MATERIAL SUPPLIED start

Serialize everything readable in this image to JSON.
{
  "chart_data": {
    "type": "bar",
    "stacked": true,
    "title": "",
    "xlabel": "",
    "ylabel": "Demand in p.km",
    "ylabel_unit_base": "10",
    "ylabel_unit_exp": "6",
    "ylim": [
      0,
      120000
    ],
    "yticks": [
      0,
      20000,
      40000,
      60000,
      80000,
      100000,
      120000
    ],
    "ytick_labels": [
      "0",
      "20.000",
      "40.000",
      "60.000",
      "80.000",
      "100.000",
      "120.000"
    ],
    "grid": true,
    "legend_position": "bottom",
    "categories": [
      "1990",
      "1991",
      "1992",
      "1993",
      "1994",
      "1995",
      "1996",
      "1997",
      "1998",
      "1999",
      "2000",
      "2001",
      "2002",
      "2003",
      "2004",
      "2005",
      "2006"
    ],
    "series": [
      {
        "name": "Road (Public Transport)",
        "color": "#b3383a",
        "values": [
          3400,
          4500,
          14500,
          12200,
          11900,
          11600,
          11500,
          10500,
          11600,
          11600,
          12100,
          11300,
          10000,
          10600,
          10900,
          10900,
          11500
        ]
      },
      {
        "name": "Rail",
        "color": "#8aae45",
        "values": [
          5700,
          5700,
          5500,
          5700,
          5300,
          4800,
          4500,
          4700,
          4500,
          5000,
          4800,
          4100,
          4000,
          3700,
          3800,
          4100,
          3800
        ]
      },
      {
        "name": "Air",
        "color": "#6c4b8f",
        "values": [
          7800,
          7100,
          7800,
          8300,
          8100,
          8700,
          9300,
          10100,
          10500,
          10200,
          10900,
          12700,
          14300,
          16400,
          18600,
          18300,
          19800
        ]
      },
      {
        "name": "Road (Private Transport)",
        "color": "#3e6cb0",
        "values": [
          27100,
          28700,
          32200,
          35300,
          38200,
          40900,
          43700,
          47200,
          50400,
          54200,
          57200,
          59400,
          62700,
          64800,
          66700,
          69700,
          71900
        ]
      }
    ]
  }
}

MATERIAL SUPPLIED end

→ **PROBLEM STATEMENT**:
Which lines contain "name"? Copy each of them out.

→ **ANSWER TO THE EXERCISE**:
        "name": "Road (Public Transport)",
        "name": "Rail",
        "name": "Air",
        "name": "Road (Private Transport)",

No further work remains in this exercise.